(Data entries)
****
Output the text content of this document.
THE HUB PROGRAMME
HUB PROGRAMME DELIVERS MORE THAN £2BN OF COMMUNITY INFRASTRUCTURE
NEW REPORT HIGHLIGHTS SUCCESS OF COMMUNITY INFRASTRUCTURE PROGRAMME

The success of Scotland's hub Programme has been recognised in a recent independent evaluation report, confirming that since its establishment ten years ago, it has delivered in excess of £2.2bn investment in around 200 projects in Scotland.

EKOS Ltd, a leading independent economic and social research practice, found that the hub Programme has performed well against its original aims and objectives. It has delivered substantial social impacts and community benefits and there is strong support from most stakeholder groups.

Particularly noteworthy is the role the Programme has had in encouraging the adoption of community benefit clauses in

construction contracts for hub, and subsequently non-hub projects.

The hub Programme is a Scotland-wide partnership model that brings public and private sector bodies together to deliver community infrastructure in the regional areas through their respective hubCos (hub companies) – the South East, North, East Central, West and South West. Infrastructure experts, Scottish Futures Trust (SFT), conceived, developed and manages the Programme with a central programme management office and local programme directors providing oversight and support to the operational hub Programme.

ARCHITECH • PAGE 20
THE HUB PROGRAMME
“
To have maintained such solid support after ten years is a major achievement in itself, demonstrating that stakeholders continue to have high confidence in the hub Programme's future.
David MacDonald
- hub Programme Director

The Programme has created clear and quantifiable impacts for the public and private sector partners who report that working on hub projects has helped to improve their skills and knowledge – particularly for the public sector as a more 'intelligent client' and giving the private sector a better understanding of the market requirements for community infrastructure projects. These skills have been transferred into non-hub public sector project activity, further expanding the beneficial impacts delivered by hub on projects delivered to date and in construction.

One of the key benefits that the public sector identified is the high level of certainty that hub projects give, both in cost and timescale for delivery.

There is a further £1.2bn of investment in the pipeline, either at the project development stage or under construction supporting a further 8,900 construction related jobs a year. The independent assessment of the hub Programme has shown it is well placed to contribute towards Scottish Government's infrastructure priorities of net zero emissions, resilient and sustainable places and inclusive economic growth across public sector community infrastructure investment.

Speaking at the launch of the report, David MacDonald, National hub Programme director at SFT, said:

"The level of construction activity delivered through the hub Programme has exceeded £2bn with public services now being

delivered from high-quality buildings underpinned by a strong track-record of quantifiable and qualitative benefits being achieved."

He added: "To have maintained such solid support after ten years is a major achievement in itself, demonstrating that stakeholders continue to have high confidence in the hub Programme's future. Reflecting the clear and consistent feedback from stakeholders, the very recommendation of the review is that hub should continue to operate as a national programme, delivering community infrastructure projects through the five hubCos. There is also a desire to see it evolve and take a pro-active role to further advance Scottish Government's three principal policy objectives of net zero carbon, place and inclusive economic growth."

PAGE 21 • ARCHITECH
****
WHAT NEEDS TO BE DONE: Gather up every line from the listing above in which the word "being" occurs.

ANSWER:
"The level of construction activity delivered through the hub Programme has exceeded £2bn with public services now being
delivered from high-quality buildings underpinned by a strong track-record of quantifiable and qualitative benefits being achieved."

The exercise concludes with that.